>> Start
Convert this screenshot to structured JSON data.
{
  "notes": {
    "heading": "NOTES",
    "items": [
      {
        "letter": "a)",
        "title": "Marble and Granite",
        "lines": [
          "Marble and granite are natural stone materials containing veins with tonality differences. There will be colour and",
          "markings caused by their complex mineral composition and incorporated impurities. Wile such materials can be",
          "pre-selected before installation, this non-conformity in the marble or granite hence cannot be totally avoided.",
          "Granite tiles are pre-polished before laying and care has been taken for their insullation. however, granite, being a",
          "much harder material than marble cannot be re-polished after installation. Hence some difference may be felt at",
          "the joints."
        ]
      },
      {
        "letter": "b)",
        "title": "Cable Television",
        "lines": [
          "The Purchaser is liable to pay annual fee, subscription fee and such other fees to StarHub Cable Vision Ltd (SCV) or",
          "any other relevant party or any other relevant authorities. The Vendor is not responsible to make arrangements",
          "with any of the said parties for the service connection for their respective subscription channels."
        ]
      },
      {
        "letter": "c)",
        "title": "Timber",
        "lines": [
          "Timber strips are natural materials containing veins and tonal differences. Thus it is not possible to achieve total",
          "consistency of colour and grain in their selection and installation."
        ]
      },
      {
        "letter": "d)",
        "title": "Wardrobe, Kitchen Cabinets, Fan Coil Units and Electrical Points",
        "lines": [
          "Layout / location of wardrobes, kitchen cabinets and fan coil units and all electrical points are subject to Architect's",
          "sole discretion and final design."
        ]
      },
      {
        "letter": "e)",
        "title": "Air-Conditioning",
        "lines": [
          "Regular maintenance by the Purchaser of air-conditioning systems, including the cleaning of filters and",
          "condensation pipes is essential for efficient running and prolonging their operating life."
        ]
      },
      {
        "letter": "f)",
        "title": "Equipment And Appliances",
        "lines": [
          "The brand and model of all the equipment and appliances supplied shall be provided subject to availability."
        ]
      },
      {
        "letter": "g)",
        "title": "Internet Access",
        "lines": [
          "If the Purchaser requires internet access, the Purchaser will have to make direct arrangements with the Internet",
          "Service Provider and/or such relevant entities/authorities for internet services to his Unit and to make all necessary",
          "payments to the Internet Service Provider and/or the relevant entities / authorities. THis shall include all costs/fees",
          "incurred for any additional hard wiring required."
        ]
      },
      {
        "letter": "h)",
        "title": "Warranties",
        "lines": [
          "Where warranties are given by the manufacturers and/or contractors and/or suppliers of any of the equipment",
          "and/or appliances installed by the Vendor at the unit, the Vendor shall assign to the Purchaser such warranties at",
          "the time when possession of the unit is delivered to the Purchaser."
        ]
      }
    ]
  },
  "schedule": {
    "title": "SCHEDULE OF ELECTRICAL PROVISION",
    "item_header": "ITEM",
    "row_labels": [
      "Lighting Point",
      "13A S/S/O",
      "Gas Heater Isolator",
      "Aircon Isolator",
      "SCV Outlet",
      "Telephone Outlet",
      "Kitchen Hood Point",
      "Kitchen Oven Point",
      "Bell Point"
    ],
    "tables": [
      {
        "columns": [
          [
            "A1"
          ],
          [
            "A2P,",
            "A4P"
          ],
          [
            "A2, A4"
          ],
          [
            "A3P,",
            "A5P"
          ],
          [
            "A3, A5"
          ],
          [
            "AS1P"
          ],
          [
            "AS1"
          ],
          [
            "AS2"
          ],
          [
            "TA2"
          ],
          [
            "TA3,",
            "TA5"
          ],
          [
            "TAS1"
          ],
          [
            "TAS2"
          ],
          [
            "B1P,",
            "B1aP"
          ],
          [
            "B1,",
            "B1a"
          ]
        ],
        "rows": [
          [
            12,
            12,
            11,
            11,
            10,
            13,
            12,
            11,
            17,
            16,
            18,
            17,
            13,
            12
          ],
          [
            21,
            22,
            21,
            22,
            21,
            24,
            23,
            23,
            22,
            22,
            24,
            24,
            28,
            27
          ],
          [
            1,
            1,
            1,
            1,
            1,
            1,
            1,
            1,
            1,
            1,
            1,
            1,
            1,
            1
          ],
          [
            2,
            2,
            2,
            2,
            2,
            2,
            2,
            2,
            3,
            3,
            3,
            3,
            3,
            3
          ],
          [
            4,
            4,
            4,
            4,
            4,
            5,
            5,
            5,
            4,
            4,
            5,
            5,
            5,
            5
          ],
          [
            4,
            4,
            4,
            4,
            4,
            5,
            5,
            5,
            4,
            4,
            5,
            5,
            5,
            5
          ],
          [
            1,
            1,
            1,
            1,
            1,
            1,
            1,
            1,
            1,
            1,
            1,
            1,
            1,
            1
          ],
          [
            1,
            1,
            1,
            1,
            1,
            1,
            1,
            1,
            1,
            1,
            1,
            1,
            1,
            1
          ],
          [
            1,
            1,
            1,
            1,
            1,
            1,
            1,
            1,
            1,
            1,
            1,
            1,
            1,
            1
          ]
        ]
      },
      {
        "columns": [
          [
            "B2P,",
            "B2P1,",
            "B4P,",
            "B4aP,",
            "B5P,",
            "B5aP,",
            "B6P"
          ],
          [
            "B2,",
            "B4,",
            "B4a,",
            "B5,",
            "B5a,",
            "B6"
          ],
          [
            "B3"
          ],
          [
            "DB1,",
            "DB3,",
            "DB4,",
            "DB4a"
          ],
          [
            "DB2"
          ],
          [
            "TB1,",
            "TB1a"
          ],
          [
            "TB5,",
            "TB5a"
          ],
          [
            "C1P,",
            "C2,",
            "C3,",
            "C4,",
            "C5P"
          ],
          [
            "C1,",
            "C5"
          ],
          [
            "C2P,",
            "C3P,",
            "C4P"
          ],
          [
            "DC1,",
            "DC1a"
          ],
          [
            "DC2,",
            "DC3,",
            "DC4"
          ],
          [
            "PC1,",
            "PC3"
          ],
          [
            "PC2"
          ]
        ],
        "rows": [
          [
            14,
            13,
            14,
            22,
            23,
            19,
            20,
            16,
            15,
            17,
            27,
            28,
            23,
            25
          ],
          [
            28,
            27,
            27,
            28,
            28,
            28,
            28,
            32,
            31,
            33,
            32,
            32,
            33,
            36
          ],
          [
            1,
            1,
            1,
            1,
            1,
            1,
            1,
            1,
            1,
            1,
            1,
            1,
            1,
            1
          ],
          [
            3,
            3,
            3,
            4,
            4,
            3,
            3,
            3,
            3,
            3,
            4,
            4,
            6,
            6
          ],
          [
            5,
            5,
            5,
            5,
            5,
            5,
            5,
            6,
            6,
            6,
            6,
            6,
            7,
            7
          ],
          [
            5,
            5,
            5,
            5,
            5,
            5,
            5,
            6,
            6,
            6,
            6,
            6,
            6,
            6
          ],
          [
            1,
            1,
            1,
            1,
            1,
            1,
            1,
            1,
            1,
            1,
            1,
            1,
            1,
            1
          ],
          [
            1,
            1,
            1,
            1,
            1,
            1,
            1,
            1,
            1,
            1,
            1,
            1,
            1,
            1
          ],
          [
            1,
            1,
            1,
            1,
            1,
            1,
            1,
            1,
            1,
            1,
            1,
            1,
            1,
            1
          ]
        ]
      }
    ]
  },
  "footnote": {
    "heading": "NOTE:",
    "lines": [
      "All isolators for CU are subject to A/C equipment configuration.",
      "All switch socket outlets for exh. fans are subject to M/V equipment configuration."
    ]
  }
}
>> End
[PROBLEM DETAILS] Identify every line above that includes the word "their", and show those lines.

[THE RESPONSE]
          "markings caused by their complex mineral composition and incorporated impurities. Wile such materials can be",
          "Granite tiles are pre-polished before laying and care has been taken for their insullation. however, granite, being a",
          "with any of the said parties for the service connection for their respective subscription channels."
          "consistency of colour and grain in their selection and installation."
          "condensation pipes is essential for efficient running and prolonging their operating life."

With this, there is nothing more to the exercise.